— Begin —

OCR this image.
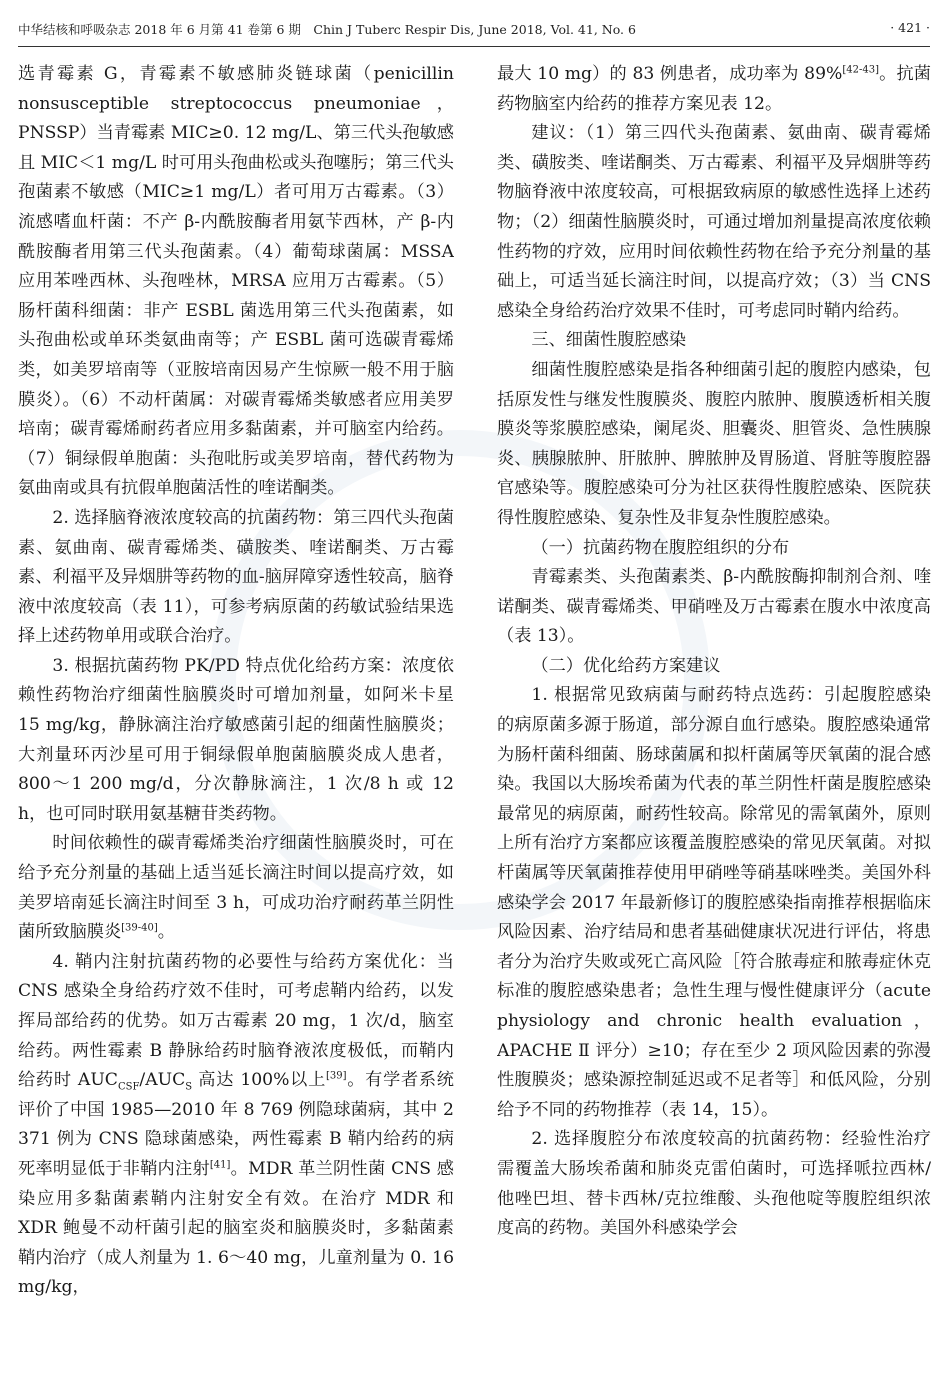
中华结核和呼吸杂志 2018 年 6 月第 41 卷第 6 期　Chin J Tuberc Respir Dis, June 2018, Vol. 41, No. 6	· 421 ·

选青霉素 G，青霉素不敏感肺炎链球菌（penicillin nonsusceptible streptococcus pneumoniae，PNSSP）当青霉素 MIC≥0. 12 mg/L、第三代头孢敏感且 MIC＜1 mg/L 时可用头孢曲松或头孢噻肟；第三代头孢菌素不敏感（MIC≥1 mg/L）者可用万古霉素。（3）流感嗜血杆菌：不产 β-内酰胺酶者用氨苄西林，产 β-内酰胺酶者用第三代头孢菌素。（4）葡萄球菌属：MSSA 应用苯唑西林、头孢唑林，MRSA 应用万古霉素。（5）肠杆菌科细菌：非产 ESBL 菌选用第三代头孢菌素，如头孢曲松或单环类氨曲南等；产 ESBL 菌可选碳青霉烯类，如美罗培南等（亚胺培南因易产生惊厥一般不用于脑膜炎）。（6）不动杆菌属：对碳青霉烯类敏感者应用美罗培南；碳青霉烯耐药者应用多黏菌素，并可脑室内给药。（7）铜绿假单胞菌：头孢吡肟或美罗培南，替代药物为氨曲南或具有抗假单胞菌活性的喹诺酮类。

2. 选择脑脊液浓度较高的抗菌药物：第三四代头孢菌素、氨曲南、碳青霉烯类、磺胺类、喹诺酮类、万古霉素、利福平及异烟肼等药物的血-脑屏障穿透性较高，脑脊液中浓度较高（表 11），可参考病原菌的药敏试验结果选择上述药物单用或联合治疗。

3. 根据抗菌药物 PK/PD 特点优化给药方案：浓度依赖性药物治疗细菌性脑膜炎时可增加剂量，如阿米卡星 15 mg/kg，静脉滴注治疗敏感菌引起的细菌性脑膜炎；大剂量环丙沙星可用于铜绿假单胞菌脑膜炎成人患者，800～1 200 mg/d，分次静脉滴注，1 次/8 h 或 12 h，也可同时联用氨基糖苷类药物。

时间依赖性的碳青霉烯类治疗细菌性脑膜炎时，可在给予充分剂量的基础上适当延长滴注时间以提高疗效，如美罗培南延长滴注时间至 3 h，可成功治疗耐药革兰阴性菌所致脑膜炎[39-40]。

4. 鞘内注射抗菌药物的必要性与给药方案优化：当 CNS 感染全身给药疗效不佳时，可考虑鞘内给药，以发挥局部给药的优势。如万古霉素 20 mg，1 次/d，脑室给药。两性霉素 B 静脉给药时脑脊液浓度极低，而鞘内给药时 $AUC_{CSF}/AUC_S$ 高达 100%以上[39]。有学者系统评价了中国 1985—2010 年 8 769 例隐球菌病，其中 2 371 例为 CNS 隐球菌感染，两性霉素 B 鞘内给药的病死率明显低于非鞘内注射[41]。MDR 革兰阴性菌 CNS 感染应用多黏菌素鞘内注射安全有效。在治疗 MDR 和 XDR 鲍曼不动杆菌引起的脑室炎和脑膜炎时，多黏菌素鞘内治疗（成人剂量为 1. 6～40 mg，儿童剂量为 0. 16 mg/kg，

最大 10 mg）的 83 例患者，成功率为 89%[42-43]。抗菌药物脑室内给药的推荐方案见表 12。

建议：（1）第三四代头孢菌素、氨曲南、碳青霉烯类、磺胺类、喹诺酮类、万古霉素、利福平及异烟肼等药物脑脊液中浓度较高，可根据致病原的敏感性选择上述药物；（2）细菌性脑膜炎时，可通过增加剂量提高浓度依赖性药物的疗效，应用时间依赖性药物在给予充分剂量的基础上，可适当延长滴注时间，以提高疗效；（3）当 CNS 感染全身给药治疗效果不佳时，可考虑同时鞘内给药。

三、细菌性腹腔感染

细菌性腹腔感染是指各种细菌引起的腹腔内感染，包括原发性与继发性腹膜炎、腹腔内脓肿、腹膜透析相关腹膜炎等浆膜腔感染，阑尾炎、胆囊炎、胆管炎、急性胰腺炎、胰腺脓肿、肝脓肿、脾脓肿及胃肠道、肾脏等腹腔器官感染等。腹腔感染可分为社区获得性腹腔感染、医院获得性腹腔感染、复杂性及非复杂性腹腔感染。

（一）抗菌药物在腹腔组织的分布

青霉素类、头孢菌素类、β-内酰胺酶抑制剂合剂、喹诺酮类、碳青霉烯类、甲硝唑及万古霉素在腹水中浓度高（表 13）。

（二）优化给药方案建议

1. 根据常见致病菌与耐药特点选药：引起腹腔感染的病原菌多源于肠道，部分源自血行感染。腹腔感染通常为肠杆菌科细菌、肠球菌属和拟杆菌属等厌氧菌的混合感染。我国以大肠埃希菌为代表的革兰阴性杆菌是腹腔感染最常见的病原菌，耐药性较高。除常见的需氧菌外，原则上所有治疗方案都应该覆盖腹腔感染的常见厌氧菌。对拟杆菌属等厌氧菌推荐使用甲硝唑等硝基咪唑类。美国外科感染学会 2017 年最新修订的腹腔感染指南推荐根据临床风险因素、治疗结局和患者基础健康状况进行评估，将患者分为治疗失败或死亡高风险［符合脓毒症和脓毒症休克标准的腹腔感染患者；急性生理与慢性健康评分（acute physiology and chronic health evaluation，APACHE Ⅱ 评分）≥10；存在至少 2 项风险因素的弥漫性腹膜炎；感染源控制延迟或不足者等］和低风险，分别给予不同的药物推荐（表 14，15）。

2. 选择腹腔分布浓度较高的抗菌药物：经验性治疗需覆盖大肠埃希菌和肺炎克雷伯菌时，可选择哌拉西林/他唑巴坦、替卡西林/克拉维酸、头孢他啶等腹腔组织浓度高的药物。美国外科感染学会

— End —

Pick out all lines from the data above in which the word "第三四代头孢菌素" appears.

### Written answer
2. 选择脑脊液浓度较高的抗菌药物：第三四代头孢菌素、氨曲南、碳青霉烯类、磺胺类、喹诺酮类、万古霉素、利福平及异烟肼等药物的血-脑屏障穿透性较高，脑脊液中浓度较高（表 11），可参考病原菌的药敏试验结果选择上述药物单用或联合治疗。
建议：（1）第三四代头孢菌素、氨曲南、碳青霉烯类、磺胺类、喹诺酮类、万古霉素、利福平及异烟肼等药物脑脊液中浓度较高，可根据致病原的敏感性选择上述药物；（2）细菌性脑膜炎时，可通过增加剂量提高浓度依赖性药物的疗效，应用时间依赖性药物在给予充分剂量的基础上，可适当延长滴注时间，以提高疗效；（3）当 CNS 感染全身给药治疗效果不佳时，可考虑同时鞘内给药。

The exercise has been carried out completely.